#### What is asked
Extract the listing below in full, unchanged.

#### Extracted data entries
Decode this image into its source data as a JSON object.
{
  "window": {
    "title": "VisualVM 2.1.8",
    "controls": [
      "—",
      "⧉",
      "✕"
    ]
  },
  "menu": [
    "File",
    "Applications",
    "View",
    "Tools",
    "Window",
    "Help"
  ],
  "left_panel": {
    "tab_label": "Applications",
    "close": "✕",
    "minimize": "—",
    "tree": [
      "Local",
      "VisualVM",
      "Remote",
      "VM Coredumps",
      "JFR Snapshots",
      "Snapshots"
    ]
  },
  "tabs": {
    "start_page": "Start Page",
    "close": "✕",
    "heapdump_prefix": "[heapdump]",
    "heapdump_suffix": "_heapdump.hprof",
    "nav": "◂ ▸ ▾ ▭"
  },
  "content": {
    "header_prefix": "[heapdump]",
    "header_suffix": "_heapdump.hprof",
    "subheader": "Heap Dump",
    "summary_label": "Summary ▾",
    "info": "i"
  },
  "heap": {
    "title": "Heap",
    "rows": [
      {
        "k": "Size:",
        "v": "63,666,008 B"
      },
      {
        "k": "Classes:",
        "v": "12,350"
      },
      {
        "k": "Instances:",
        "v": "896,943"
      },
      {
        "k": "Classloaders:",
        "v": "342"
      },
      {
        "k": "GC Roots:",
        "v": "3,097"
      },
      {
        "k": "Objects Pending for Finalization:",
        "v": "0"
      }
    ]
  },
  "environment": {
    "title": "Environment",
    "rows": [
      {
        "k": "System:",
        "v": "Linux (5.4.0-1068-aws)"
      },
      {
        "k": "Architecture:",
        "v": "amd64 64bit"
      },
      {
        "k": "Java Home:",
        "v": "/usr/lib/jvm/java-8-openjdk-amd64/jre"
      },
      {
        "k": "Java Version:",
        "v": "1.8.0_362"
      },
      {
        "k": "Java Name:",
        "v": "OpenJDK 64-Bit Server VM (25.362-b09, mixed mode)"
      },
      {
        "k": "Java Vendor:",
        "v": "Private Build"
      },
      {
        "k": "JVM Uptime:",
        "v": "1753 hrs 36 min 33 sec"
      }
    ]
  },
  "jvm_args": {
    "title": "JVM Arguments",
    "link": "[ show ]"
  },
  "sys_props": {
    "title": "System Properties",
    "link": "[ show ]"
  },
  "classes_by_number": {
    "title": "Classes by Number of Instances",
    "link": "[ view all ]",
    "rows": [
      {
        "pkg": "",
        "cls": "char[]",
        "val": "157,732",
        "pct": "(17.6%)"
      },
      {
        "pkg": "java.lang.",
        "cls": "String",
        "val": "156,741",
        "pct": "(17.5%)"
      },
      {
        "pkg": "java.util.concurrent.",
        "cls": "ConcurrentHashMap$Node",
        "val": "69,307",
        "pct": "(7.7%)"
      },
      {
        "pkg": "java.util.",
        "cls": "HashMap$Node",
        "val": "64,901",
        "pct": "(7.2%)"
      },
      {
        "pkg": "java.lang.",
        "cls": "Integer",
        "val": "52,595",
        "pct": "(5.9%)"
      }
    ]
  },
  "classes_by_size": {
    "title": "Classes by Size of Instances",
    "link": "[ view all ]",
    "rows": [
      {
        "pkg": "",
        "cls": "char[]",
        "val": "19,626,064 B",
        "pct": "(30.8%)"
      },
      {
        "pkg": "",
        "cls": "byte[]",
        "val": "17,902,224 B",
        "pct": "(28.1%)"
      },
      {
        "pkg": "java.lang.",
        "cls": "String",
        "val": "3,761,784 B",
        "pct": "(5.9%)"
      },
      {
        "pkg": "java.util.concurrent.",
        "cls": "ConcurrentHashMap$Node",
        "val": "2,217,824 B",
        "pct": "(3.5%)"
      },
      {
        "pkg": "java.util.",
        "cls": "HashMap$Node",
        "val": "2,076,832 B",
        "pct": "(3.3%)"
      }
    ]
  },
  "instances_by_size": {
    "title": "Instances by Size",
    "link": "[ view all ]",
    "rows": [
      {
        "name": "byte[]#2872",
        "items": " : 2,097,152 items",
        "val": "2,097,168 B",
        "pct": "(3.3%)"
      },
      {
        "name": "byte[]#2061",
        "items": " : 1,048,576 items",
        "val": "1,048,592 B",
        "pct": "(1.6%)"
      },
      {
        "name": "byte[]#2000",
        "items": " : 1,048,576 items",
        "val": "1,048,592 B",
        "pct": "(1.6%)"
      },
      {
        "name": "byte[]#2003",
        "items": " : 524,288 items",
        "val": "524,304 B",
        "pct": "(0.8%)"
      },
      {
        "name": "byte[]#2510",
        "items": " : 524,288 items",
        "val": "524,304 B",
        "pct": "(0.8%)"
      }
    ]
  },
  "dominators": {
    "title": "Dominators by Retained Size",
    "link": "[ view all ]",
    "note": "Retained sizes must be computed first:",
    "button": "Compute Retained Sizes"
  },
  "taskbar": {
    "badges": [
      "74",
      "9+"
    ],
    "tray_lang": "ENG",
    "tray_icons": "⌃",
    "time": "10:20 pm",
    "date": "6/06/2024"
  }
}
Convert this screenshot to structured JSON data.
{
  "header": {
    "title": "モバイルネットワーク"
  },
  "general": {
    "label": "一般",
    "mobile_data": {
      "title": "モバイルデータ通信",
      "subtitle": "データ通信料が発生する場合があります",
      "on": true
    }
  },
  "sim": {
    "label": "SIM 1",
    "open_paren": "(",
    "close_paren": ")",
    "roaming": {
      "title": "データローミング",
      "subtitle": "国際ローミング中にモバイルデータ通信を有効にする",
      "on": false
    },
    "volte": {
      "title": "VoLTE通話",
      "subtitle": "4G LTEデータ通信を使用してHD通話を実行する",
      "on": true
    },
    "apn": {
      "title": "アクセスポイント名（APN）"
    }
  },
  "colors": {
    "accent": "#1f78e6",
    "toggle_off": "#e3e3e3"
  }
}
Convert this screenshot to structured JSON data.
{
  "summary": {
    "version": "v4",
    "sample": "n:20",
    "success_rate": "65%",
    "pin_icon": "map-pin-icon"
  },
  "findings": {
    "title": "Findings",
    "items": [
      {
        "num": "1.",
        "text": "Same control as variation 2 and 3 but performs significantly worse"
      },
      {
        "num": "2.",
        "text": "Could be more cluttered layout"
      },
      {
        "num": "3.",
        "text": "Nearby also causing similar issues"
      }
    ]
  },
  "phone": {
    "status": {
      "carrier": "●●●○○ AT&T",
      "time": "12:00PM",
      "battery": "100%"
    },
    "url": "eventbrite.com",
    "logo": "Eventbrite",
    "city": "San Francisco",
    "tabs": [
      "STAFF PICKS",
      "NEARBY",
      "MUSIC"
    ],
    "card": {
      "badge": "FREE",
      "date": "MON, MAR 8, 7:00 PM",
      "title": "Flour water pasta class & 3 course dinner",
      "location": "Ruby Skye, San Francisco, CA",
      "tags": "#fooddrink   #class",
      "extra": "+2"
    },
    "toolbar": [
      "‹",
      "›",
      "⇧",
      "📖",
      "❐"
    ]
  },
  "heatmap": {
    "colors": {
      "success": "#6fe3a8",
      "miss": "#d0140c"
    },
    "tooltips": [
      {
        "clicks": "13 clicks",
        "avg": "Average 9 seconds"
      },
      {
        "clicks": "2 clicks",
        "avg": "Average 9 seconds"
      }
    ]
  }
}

#### Task result
Decode this image into its source data as a JSON object.
{
  "window": {
    "title": "VisualVM 2.1.8",
    "controls": [
      "—",
      "⧉",
      "✕"
    ]
  },
  "menu": [
    "File",
    "Applications",
    "View",
    "Tools",
    "Window",
    "Help"
  ],
  "left_panel": {
    "tab_label": "Applications",
    "close": "✕",
    "minimize": "—",
    "tree": [
      "Local",
      "VisualVM",
      "Remote",
      "VM Coredumps",
      "JFR Snapshots",
      "Snapshots"
    ]
  },
  "tabs": {
    "start_page": "Start Page",
    "close": "✕",
    "heapdump_prefix": "[heapdump]",
    "heapdump_suffix": "_heapdump.hprof",
    "nav": "◂ ▸ ▾ ▭"
  },
  "content": {
    "header_prefix": "[heapdump]",
    "header_suffix": "_heapdump.hprof",
    "subheader": "Heap Dump",
    "summary_label": "Summary ▾",
    "info": "i"
  },
  "heap": {
    "title": "Heap",
    "rows": [
      {
        "k": "Size:",
        "v": "63,666,008 B"
      },
      {
        "k": "Classes:",
        "v": "12,350"
      },
      {
        "k": "Instances:",
        "v": "896,943"
      },
      {
        "k": "Classloaders:",
        "v": "342"
      },
      {
        "k": "GC Roots:",
        "v": "3,097"
      },
      {
        "k": "Objects Pending for Finalization:",
        "v": "0"
      }
    ]
  },
  "environment": {
    "title": "Environment",
    "rows": [
      {
        "k": "System:",
        "v": "Linux (5.4.0-1068-aws)"
      },
      {
        "k": "Architecture:",
        "v": "amd64 64bit"
      },
      {
        "k": "Java Home:",
        "v": "/usr/lib/jvm/java-8-openjdk-amd64/jre"
      },
      {
        "k": "Java Version:",
        "v": "1.8.0_362"
      },
      {
        "k": "Java Name:",
        "v": "OpenJDK 64-Bit Server VM (25.362-b09, mixed mode)"
      },
      {
        "k": "Java Vendor:",
        "v": "Private Build"
      },
      {
        "k": "JVM Uptime:",
        "v": "1753 hrs 36 min 33 sec"
      }
    ]
  },
  "jvm_args": {
    "title": "JVM Arguments",
    "link": "[ show ]"
  },
  "sys_props": {
    "title": "System Properties",
    "link": "[ show ]"
  },
  "classes_by_number": {
    "title": "Classes by Number of Instances",
    "link": "[ view all ]",
    "rows": [
      {
        "pkg": "",
        "cls": "char[]",
        "val": "157,732",
        "pct": "(17.6%)"
      },
      {
        "pkg": "java.lang.",
        "cls": "String",
        "val": "156,741",
        "pct": "(17.5%)"
      },
      {
        "pkg": "java.util.concurrent.",
        "cls": "ConcurrentHashMap$Node",
        "val": "69,307",
        "pct": "(7.7%)"
      },
      {
        "pkg": "java.util.",
        "cls": "HashMap$Node",
        "val": "64,901",
        "pct": "(7.2%)"
      },
      {
        "pkg": "java.lang.",
        "cls": "Integer",
        "val": "52,595",
        "pct": "(5.9%)"
      }
    ]
  },
  "classes_by_size": {
    "title": "Classes by Size of Instances",
    "link": "[ view all ]",
    "rows": [
      {
        "pkg": "",
        "cls": "char[]",
        "val": "19,626,064 B",
        "pct": "(30.8%)"
      },
      {
        "pkg": "",
        "cls": "byte[]",
        "val": "17,902,224 B",
        "pct": "(28.1%)"
      },
      {
        "pkg": "java.lang.",
        "cls": "String",
        "val": "3,761,784 B",
        "pct": "(5.9%)"
      },
      {
        "pkg": "java.util.concurrent.",
        "cls": "ConcurrentHashMap$Node",
        "val": "2,217,824 B",
        "pct": "(3.5%)"
      },
      {
        "pkg": "java.util.",
        "cls": "HashMap$Node",
        "val": "2,076,832 B",
        "pct": "(3.3%)"
      }
    ]
  },
  "instances_by_size": {
    "title": "Instances by Size",
    "link": "[ view all ]",
    "rows": [
      {
        "name": "byte[]#2872",
        "items": " : 2,097,152 items",
        "val": "2,097,168 B",
        "pct": "(3.3%)"
      },
      {
        "name": "byte[]#2061",
        "items": " : 1,048,576 items",
        "val": "1,048,592 B",
        "pct": "(1.6%)"
      },
      {
        "name": "byte[]#2000",
        "items": " : 1,048,576 items",
        "val": "1,048,592 B",
        "pct": "(1.6%)"
      },
      {
        "name": "byte[]#2003",
        "items": " : 524,288 items",
        "val": "524,304 B",
        "pct": "(0.8%)"
      },
      {
        "name": "byte[]#2510",
        "items": " : 524,288 items",
        "val": "524,304 B",
        "pct": "(0.8%)"
      }
    ]
  },
  "dominators": {
    "title": "Dominators by Retained Size",
    "link": "[ view all ]",
    "note": "Retained sizes must be computed first:",
    "button": "Compute Retained Sizes"
  },
  "taskbar": {
    "badges": [
      "74",
      "9+"
    ],
    "tray_lang": "ENG",
    "tray_icons": "⌃",
    "time": "10:20 pm",
    "date": "6/06/2024"
  }
}
Convert this screenshot to structured JSON data.
{
  "header": {
    "title": "モバイルネットワーク"
  },
  "general": {
    "label": "一般",
    "mobile_data": {
      "title": "モバイルデータ通信",
      "subtitle": "データ通信料が発生する場合があります",
      "on": true
    }
  },
  "sim": {
    "label": "SIM 1",
    "open_paren": "(",
    "close_paren": ")",
    "roaming": {
      "title": "データローミング",
      "subtitle": "国際ローミング中にモバイルデータ通信を有効にする",
      "on": false
    },
    "volte": {
      "title": "VoLTE通話",
      "subtitle": "4G LTEデータ通信を使用してHD通話を実行する",
      "on": true
    },
    "apn": {
      "title": "アクセスポイント名（APN）"
    }
  },
  "colors": {
    "accent": "#1f78e6",
    "toggle_off": "#e3e3e3"
  }
}
Convert this screenshot to structured JSON data.
{
  "summary": {
    "version": "v4",
    "sample": "n:20",
    "success_rate": "65%",
    "pin_icon": "map-pin-icon"
  },
  "findings": {
    "title": "Findings",
    "items": [
      {
        "num": "1.",
        "text": "Same control as variation 2 and 3 but performs significantly worse"
      },
      {
        "num": "2.",
        "text": "Could be more cluttered layout"
      },
      {
        "num": "3.",
        "text": "Nearby also causing similar issues"
      }
    ]
  },
  "phone": {
    "status": {
      "carrier": "●●●○○ AT&T",
      "time": "12:00PM",
      "battery": "100%"
    },
    "url": "eventbrite.com",
    "logo": "Eventbrite",
    "city": "San Francisco",
    "tabs": [
      "STAFF PICKS",
      "NEARBY",
      "MUSIC"
    ],
    "card": {
      "badge": "FREE",
      "date": "MON, MAR 8, 7:00 PM",
      "title": "Flour water pasta class & 3 course dinner",
      "location": "Ruby Skye, San Francisco, CA",
      "tags": "#fooddrink   #class",
      "extra": "+2"
    },
    "toolbar": [
      "‹",
      "›",
      "⇧",
      "📖",
      "❐"
    ]
  },
  "heatmap": {
    "colors": {
      "success": "#6fe3a8",
      "miss": "#d0140c"
    },
    "tooltips": [
      {
        "clicks": "13 clicks",
        "avg": "Average 9 seconds"
      },
      {
        "clicks": "2 clicks",
        "avg": "Average 9 seconds"
      }
    ]
  }
}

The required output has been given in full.